Copy out each of the following entries word for word.
━━━━━ EXERCISE INPUTS ━━━━━
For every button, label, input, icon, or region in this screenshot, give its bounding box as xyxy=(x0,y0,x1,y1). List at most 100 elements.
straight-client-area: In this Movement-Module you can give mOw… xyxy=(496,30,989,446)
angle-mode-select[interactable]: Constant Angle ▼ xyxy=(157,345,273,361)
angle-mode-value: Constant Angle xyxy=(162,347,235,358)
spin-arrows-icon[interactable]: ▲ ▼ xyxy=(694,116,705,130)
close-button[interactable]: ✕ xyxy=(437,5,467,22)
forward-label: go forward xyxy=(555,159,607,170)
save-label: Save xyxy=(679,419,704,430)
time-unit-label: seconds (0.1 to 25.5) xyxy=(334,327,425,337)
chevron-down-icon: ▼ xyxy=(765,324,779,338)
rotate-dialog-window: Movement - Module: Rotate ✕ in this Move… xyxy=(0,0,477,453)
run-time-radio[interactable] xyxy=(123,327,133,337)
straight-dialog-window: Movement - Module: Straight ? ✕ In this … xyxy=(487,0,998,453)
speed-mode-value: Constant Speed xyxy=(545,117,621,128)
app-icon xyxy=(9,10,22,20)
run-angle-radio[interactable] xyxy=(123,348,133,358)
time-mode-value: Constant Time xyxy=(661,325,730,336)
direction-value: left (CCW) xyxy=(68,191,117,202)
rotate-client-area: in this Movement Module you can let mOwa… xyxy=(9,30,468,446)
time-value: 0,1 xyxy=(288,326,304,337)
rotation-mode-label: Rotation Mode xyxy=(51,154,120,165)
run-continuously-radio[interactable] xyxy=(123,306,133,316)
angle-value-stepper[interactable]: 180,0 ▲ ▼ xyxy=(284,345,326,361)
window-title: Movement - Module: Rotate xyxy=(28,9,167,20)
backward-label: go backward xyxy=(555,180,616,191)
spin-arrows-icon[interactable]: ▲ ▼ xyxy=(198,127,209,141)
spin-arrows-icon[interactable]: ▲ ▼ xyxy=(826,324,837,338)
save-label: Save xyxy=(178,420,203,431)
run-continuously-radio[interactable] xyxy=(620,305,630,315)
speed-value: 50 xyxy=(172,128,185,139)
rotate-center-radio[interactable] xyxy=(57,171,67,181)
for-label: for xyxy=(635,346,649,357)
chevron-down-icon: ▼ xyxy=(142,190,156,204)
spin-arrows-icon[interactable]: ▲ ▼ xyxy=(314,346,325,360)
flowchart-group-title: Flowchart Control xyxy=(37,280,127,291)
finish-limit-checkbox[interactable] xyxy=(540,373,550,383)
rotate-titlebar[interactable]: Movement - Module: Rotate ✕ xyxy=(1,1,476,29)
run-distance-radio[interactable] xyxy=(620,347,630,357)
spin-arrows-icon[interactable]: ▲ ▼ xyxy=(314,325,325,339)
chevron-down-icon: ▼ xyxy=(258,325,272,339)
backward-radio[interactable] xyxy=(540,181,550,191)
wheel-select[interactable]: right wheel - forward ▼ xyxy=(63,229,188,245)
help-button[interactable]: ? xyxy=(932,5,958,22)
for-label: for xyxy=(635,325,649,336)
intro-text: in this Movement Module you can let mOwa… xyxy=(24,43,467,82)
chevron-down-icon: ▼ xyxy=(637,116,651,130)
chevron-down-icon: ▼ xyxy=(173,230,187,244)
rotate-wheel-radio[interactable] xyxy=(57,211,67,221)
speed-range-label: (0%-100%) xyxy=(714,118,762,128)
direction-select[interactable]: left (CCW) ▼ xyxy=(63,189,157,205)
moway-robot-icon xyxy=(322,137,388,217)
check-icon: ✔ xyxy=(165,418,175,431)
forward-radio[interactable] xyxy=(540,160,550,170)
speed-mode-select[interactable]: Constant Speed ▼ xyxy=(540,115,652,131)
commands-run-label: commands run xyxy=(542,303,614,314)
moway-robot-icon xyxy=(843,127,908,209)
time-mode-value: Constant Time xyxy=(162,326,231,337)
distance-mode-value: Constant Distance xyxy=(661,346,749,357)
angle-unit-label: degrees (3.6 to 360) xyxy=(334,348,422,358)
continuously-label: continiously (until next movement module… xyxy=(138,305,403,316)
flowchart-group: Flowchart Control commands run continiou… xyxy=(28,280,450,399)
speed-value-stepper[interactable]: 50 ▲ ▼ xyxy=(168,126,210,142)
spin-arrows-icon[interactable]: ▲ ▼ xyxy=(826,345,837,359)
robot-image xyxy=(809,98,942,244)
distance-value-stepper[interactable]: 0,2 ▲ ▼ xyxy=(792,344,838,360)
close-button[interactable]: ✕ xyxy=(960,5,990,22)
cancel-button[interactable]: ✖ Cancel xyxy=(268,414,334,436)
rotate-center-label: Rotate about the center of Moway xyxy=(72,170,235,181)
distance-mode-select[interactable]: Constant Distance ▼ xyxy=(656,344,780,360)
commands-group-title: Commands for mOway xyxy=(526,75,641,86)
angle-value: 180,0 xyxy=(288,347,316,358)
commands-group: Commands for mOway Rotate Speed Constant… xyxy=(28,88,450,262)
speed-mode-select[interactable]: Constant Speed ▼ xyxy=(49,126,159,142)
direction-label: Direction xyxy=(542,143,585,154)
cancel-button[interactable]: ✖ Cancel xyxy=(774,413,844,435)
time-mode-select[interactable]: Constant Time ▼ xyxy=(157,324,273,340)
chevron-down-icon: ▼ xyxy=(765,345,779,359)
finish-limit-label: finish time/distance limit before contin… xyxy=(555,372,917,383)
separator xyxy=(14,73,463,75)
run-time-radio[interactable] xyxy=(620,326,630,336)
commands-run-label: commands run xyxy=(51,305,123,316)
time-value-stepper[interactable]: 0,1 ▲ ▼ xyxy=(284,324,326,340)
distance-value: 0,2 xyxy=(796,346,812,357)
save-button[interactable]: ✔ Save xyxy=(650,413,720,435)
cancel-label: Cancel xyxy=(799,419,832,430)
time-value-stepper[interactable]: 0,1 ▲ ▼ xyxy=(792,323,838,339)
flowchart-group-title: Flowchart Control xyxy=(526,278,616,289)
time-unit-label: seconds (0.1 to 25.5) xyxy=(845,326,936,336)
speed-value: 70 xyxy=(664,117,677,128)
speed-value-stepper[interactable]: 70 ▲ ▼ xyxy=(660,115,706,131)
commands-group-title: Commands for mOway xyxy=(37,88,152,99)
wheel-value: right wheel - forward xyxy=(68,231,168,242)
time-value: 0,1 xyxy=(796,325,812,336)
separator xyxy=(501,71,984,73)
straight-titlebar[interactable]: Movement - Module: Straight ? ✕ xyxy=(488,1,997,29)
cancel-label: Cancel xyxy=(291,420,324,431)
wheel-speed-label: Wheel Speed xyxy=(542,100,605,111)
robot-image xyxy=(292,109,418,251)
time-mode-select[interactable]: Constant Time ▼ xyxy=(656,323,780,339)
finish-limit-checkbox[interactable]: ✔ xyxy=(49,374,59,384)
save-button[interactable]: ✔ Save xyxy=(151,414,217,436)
━━━━━
▶ EXERCISE RESULT:
For every button, label, input, icon, or region in this screenshot, give its bounding box as xyxy=(x0,y0,x1,y1). List at most 100 elements.
straight-client-area: In this Movement-Module you can give mOw… xyxy=(496,30,989,446)
angle-mode-select[interactable]: Constant Angle ▼ xyxy=(157,345,273,361)
angle-mode-value: Constant Angle xyxy=(162,347,235,358)
spin-arrows-icon[interactable]: ▲ ▼ xyxy=(694,116,705,130)
close-button[interactable]: ✕ xyxy=(437,5,467,22)
forward-label: go forward xyxy=(555,159,607,170)
save-label: Save xyxy=(679,419,704,430)
time-unit-label: seconds (0.1 to 25.5) xyxy=(334,327,425,337)
chevron-down-icon: ▼ xyxy=(765,324,779,338)
rotate-dialog-window: Movement - Module: Rotate ✕ in this Move… xyxy=(0,0,477,453)
run-time-radio[interactable] xyxy=(123,327,133,337)
straight-dialog-window: Movement - Module: Straight ? ✕ In this … xyxy=(487,0,998,453)
speed-mode-value: Constant Speed xyxy=(545,117,621,128)
app-icon xyxy=(9,10,22,20)
run-angle-radio[interactable] xyxy=(123,348,133,358)
time-mode-value: Constant Time xyxy=(661,325,730,336)
direction-value: left (CCW) xyxy=(68,191,117,202)
rotate-client-area: in this Movement Module you can let mOwa… xyxy=(9,30,468,446)
time-value: 0,1 xyxy=(288,326,304,337)
rotation-mode-label: Rotation Mode xyxy=(51,154,120,165)
run-continuously-radio[interactable] xyxy=(123,306,133,316)
angle-value-stepper[interactable]: 180,0 ▲ ▼ xyxy=(284,345,326,361)
window-title: Movement - Module: Rotate xyxy=(28,9,167,20)
backward-label: go backward xyxy=(555,180,616,191)
spin-arrows-icon[interactable]: ▲ ▼ xyxy=(198,127,209,141)
spin-arrows-icon[interactable]: ▲ ▼ xyxy=(826,324,837,338)
save-label: Save xyxy=(178,420,203,431)
run-continuously-radio[interactable] xyxy=(620,305,630,315)
speed-value: 50 xyxy=(172,128,185,139)
rotate-center-radio[interactable] xyxy=(57,171,67,181)
for-label: for xyxy=(635,346,649,357)
chevron-down-icon: ▼ xyxy=(142,190,156,204)
spin-arrows-icon[interactable]: ▲ ▼ xyxy=(314,346,325,360)
flowchart-group-title: Flowchart Control xyxy=(37,280,127,291)
finish-limit-checkbox[interactable] xyxy=(540,373,550,383)
rotate-titlebar[interactable]: Movement - Module: Rotate ✕ xyxy=(1,1,476,29)
run-distance-radio[interactable] xyxy=(620,347,630,357)
spin-arrows-icon[interactable]: ▲ ▼ xyxy=(314,325,325,339)
chevron-down-icon: ▼ xyxy=(258,325,272,339)
backward-radio[interactable] xyxy=(540,181,550,191)
wheel-select[interactable]: right wheel - forward ▼ xyxy=(63,229,188,245)
help-button[interactable]: ? xyxy=(932,5,958,22)
for-label: for xyxy=(635,325,649,336)
intro-text: in this Movement Module you can let mOwa… xyxy=(24,43,467,82)
chevron-down-icon: ▼ xyxy=(637,116,651,130)
chevron-down-icon: ▼ xyxy=(173,230,187,244)
rotate-wheel-radio[interactable] xyxy=(57,211,67,221)
speed-range-label: (0%-100%) xyxy=(714,118,762,128)
direction-select[interactable]: left (CCW) ▼ xyxy=(63,189,157,205)
moway-robot-icon xyxy=(322,137,388,217)
check-icon: ✔ xyxy=(165,418,175,431)
forward-radio[interactable] xyxy=(540,160,550,170)
speed-mode-select[interactable]: Constant Speed ▼ xyxy=(540,115,652,131)
commands-run-label: commands run xyxy=(542,303,614,314)
moway-robot-icon xyxy=(843,127,908,209)
time-mode-value: Constant Time xyxy=(162,326,231,337)
distance-mode-value: Constant Distance xyxy=(661,346,749,357)
angle-unit-label: degrees (3.6 to 360) xyxy=(334,348,422,358)
continuously-label: continiously (until next movement module… xyxy=(138,305,403,316)
flowchart-group: Flowchart Control commands run continiou… xyxy=(28,280,450,399)
speed-value-stepper[interactable]: 50 ▲ ▼ xyxy=(168,126,210,142)
spin-arrows-icon[interactable]: ▲ ▼ xyxy=(826,345,837,359)
robot-image xyxy=(809,98,942,244)
distance-value-stepper[interactable]: 0,2 ▲ ▼ xyxy=(792,344,838,360)
close-button[interactable]: ✕ xyxy=(960,5,990,22)
cancel-button[interactable]: ✖ Cancel xyxy=(268,414,334,436)
rotate-center-label: Rotate about the center of Moway xyxy=(72,170,235,181)
distance-mode-select[interactable]: Constant Distance ▼ xyxy=(656,344,780,360)
commands-group-title: Commands for mOway xyxy=(526,75,641,86)
angle-value: 180,0 xyxy=(288,347,316,358)
commands-group: Commands for mOway Rotate Speed Constant… xyxy=(28,88,450,262)
speed-mode-select[interactable]: Constant Speed ▼ xyxy=(49,126,159,142)
direction-label: Direction xyxy=(542,143,585,154)
cancel-button[interactable]: ✖ Cancel xyxy=(774,413,844,435)
time-mode-select[interactable]: Constant Time ▼ xyxy=(157,324,273,340)
chevron-down-icon: ▼ xyxy=(765,345,779,359)
finish-limit-label: finish time/distance limit before contin… xyxy=(555,372,917,383)
separator xyxy=(14,73,463,75)
run-time-radio[interactable] xyxy=(620,326,630,336)
commands-run-label: commands run xyxy=(51,305,123,316)
time-value-stepper[interactable]: 0,1 ▲ ▼ xyxy=(284,324,326,340)
distance-value: 0,2 xyxy=(796,346,812,357)
save-button[interactable]: ✔ Save xyxy=(650,413,720,435)
cancel-label: Cancel xyxy=(799,419,832,430)
time-value-stepper[interactable]: 0,1 ▲ ▼ xyxy=(792,323,838,339)
flowchart-group-title: Flowchart Control xyxy=(526,278,616,289)
time-unit-label: seconds (0.1 to 25.5) xyxy=(845,326,936,336)
speed-value: 70 xyxy=(664,117,677,128)
speed-value-stepper[interactable]: 70 ▲ ▼ xyxy=(660,115,706,131)
commands-group-title: Commands for mOway xyxy=(37,88,152,99)
wheel-value: right wheel - forward xyxy=(68,231,168,242)
time-value: 0,1 xyxy=(796,325,812,336)
separator xyxy=(501,71,984,73)
straight-titlebar[interactable]: Movement - Module: Straight ? ✕ xyxy=(488,1,997,29)
cancel-label: Cancel xyxy=(291,420,324,431)
wheel-speed-label: Wheel Speed xyxy=(542,100,605,111)
robot-image xyxy=(292,109,418,251)
time-mode-select[interactable]: Constant Time ▼ xyxy=(656,323,780,339)
finish-limit-checkbox[interactable]: ✔ xyxy=(49,374,59,384)
save-button[interactable]: ✔ Save xyxy=(151,414,217,436)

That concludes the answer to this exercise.